What the exercise asks
Each line that holds the word "eleitoral" should be returned.

Data records
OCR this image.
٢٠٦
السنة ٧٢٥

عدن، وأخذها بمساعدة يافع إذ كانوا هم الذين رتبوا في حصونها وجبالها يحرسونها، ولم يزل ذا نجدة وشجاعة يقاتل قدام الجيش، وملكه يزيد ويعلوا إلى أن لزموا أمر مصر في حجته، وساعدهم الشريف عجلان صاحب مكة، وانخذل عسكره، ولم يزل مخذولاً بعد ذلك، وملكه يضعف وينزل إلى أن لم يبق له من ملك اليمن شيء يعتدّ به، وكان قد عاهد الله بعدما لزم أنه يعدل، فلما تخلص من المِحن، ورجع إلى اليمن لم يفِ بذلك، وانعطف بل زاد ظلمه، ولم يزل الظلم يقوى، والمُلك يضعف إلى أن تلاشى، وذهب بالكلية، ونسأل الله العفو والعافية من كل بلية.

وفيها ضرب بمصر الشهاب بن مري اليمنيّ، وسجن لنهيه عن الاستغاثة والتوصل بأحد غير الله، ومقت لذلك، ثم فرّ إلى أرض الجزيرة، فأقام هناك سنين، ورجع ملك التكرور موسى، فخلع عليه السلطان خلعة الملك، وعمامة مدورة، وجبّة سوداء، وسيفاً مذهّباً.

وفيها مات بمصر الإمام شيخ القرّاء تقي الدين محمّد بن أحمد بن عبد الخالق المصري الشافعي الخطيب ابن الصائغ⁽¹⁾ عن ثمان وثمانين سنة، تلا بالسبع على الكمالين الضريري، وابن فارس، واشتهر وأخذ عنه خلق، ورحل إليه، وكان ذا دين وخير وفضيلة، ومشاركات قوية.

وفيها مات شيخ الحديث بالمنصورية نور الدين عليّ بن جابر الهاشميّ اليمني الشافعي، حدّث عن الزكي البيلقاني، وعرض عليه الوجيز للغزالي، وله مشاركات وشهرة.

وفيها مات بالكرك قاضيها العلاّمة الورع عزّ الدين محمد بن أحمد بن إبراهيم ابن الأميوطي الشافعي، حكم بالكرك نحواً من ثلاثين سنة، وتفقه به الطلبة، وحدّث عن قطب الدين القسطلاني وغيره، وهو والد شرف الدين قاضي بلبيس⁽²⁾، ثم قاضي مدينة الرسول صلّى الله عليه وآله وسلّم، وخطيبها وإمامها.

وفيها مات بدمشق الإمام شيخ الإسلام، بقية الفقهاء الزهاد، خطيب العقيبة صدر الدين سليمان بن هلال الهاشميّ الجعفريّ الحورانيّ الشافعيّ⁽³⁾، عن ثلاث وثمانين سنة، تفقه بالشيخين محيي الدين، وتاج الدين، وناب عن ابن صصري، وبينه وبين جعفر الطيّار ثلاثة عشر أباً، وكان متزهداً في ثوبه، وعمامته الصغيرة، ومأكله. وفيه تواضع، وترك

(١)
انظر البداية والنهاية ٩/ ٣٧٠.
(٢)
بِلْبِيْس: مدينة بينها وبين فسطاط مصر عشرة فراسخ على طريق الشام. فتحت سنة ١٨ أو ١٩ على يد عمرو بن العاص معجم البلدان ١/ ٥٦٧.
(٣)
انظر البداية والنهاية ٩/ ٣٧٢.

==

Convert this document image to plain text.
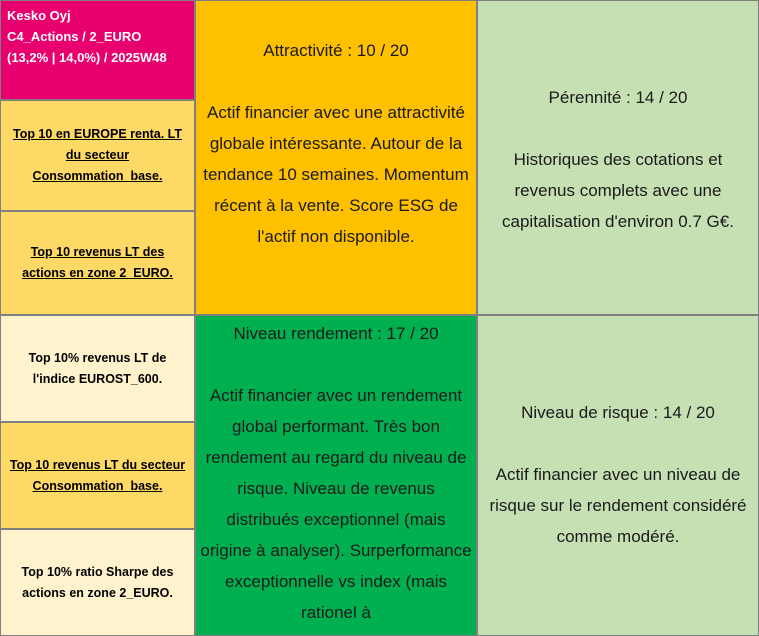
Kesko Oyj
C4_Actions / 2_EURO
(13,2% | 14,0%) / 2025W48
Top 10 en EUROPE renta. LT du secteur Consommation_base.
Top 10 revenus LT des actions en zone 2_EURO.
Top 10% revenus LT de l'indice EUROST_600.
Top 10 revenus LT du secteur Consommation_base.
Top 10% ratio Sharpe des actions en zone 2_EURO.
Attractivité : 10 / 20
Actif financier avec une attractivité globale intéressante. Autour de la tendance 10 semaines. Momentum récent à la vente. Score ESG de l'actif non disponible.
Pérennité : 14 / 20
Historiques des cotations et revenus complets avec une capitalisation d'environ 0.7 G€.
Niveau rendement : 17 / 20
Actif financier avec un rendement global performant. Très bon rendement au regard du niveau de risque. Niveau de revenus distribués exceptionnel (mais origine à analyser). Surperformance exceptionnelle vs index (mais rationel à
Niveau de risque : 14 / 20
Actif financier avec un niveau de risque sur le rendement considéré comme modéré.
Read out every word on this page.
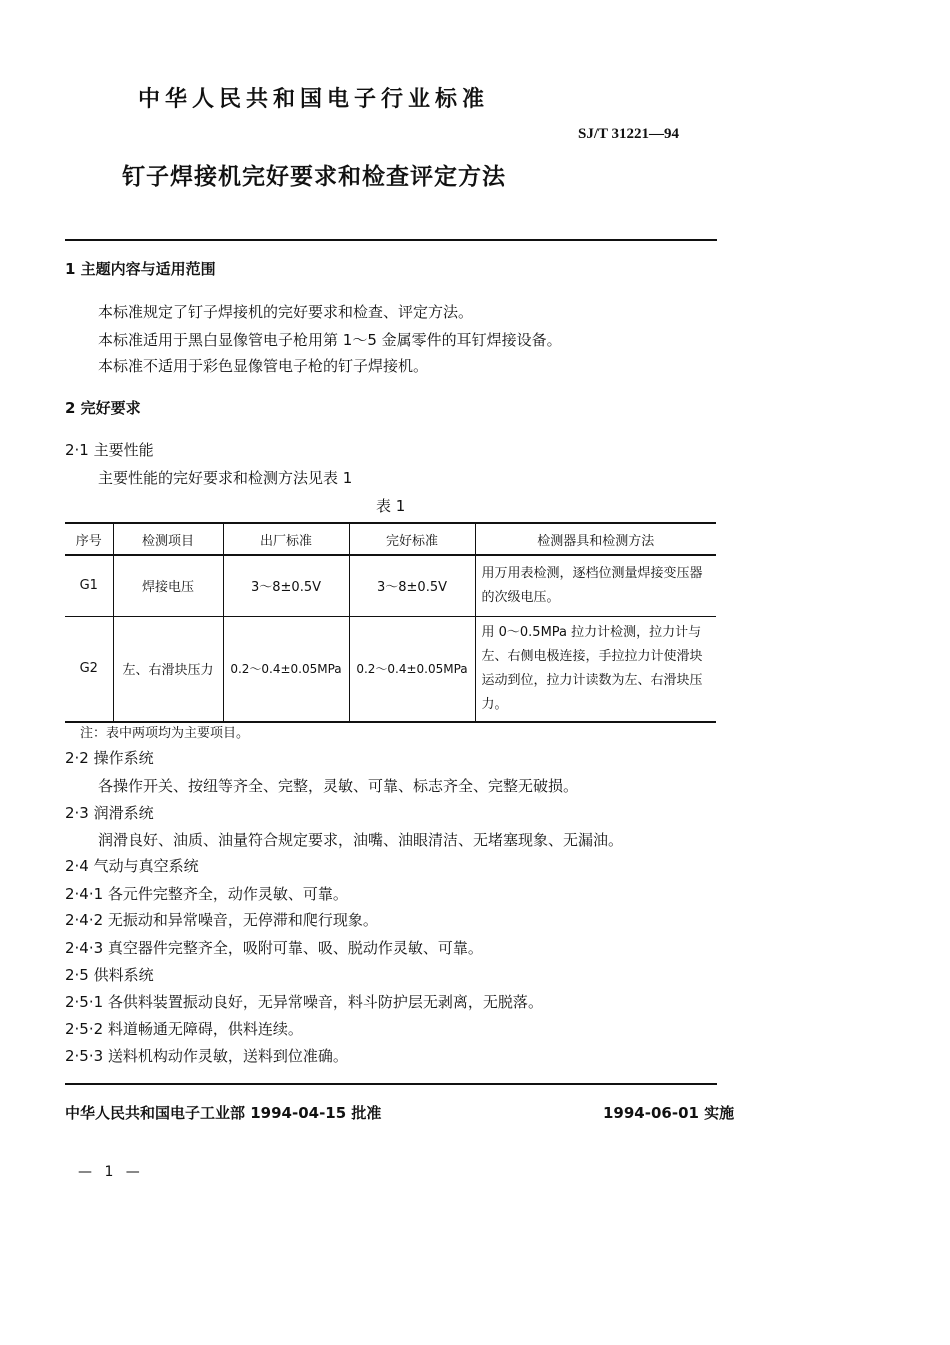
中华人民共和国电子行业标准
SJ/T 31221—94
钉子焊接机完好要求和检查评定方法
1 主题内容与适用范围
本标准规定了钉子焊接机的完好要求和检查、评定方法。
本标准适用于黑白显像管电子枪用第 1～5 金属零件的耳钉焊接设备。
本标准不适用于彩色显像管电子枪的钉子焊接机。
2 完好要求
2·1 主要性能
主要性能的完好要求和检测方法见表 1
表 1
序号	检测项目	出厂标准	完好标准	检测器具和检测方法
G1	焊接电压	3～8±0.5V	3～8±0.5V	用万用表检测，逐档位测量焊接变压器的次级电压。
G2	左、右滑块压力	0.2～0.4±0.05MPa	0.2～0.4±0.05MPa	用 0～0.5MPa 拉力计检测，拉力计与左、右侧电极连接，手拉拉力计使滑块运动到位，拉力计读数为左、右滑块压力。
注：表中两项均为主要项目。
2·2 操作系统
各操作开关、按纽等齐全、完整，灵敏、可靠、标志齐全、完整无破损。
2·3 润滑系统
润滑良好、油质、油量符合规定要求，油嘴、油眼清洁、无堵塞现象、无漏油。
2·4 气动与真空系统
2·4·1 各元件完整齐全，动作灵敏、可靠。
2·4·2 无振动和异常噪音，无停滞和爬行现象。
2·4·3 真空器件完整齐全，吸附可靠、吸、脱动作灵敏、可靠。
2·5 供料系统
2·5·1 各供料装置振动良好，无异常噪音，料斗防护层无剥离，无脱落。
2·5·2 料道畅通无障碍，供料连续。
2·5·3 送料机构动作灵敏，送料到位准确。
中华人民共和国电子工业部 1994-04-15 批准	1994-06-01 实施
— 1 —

* * *

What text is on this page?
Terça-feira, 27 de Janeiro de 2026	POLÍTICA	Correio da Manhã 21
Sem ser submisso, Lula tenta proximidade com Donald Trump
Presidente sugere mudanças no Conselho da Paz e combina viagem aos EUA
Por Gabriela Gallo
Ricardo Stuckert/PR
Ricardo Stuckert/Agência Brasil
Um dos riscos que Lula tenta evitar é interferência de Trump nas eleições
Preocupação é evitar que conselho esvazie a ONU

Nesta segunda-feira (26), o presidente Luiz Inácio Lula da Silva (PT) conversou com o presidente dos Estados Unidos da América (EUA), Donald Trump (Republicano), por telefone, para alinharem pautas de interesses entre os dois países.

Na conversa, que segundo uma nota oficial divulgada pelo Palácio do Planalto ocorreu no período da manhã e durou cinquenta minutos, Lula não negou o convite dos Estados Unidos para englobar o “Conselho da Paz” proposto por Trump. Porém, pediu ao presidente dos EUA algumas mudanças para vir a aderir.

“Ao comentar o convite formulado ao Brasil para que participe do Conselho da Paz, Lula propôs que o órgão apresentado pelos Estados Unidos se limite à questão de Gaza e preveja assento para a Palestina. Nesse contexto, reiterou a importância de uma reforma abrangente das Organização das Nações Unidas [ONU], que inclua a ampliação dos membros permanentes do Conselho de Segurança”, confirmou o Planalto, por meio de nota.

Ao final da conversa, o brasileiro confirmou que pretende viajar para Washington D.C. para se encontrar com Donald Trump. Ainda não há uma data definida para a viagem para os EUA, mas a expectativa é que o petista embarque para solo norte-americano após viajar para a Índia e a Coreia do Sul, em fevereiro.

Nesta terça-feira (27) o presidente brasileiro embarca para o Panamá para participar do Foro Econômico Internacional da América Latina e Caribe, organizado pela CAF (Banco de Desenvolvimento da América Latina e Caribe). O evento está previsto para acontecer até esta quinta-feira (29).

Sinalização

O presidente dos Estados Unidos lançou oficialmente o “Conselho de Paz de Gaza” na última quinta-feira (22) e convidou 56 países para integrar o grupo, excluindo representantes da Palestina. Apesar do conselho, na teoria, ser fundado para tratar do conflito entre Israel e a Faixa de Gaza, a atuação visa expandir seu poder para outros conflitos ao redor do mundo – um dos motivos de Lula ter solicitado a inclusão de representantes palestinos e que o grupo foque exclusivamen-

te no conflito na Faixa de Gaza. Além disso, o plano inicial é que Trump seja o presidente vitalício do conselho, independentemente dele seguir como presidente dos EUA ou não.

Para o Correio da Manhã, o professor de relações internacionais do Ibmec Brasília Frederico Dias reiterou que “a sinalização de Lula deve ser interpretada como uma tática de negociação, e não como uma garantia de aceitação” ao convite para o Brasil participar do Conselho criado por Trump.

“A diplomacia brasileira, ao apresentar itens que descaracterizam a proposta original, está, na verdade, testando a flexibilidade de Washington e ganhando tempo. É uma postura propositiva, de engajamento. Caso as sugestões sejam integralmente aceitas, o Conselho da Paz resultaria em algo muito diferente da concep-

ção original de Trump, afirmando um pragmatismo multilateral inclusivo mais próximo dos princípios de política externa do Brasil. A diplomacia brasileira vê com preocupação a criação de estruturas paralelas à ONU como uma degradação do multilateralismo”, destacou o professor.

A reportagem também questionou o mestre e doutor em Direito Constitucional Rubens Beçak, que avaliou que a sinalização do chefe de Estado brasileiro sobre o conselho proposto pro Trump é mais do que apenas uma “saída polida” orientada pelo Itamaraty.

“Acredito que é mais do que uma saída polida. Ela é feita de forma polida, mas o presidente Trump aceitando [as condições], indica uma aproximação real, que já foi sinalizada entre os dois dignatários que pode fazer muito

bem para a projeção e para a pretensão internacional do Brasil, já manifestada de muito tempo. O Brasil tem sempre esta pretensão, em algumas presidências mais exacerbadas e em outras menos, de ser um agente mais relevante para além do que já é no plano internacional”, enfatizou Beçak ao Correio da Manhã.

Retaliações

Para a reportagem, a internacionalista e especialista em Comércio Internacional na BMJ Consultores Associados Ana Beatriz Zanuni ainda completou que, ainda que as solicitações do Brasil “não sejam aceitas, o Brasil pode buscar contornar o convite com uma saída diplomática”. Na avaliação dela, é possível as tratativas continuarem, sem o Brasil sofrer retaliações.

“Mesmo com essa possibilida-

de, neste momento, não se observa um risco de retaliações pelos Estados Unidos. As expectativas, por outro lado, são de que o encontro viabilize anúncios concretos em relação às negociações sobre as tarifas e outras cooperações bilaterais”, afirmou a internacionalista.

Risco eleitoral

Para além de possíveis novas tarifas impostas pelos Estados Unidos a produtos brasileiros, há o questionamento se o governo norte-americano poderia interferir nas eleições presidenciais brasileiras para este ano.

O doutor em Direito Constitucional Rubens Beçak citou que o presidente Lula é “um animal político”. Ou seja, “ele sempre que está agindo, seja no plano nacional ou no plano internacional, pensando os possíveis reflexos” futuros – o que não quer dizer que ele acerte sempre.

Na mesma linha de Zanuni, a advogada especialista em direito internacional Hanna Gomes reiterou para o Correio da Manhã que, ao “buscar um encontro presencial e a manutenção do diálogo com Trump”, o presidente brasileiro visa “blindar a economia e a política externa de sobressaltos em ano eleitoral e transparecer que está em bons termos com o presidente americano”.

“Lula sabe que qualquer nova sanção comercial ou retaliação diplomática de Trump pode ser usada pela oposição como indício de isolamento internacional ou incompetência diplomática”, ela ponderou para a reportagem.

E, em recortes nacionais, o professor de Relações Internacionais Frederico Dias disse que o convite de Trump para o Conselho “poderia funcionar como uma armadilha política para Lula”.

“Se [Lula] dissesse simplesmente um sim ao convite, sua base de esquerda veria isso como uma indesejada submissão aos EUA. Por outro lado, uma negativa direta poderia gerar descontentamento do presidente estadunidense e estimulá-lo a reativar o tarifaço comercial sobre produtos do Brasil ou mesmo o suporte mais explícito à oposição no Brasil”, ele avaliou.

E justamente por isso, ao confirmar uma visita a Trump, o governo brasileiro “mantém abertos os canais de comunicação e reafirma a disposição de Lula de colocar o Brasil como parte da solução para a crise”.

Response
Risco eleitoral
Na mesma linha de Zanuni, a advogada especialista em direito internacional Hanna Gomes reiterou para o Correio da Manhã que, ao “buscar um encontro presencial e a manutenção do diálogo com Trump”, o presidente brasileiro visa “blindar a economia e a política externa de sobressaltos em ano eleitoral e transparecer que está em bons termos com o presidente americano”.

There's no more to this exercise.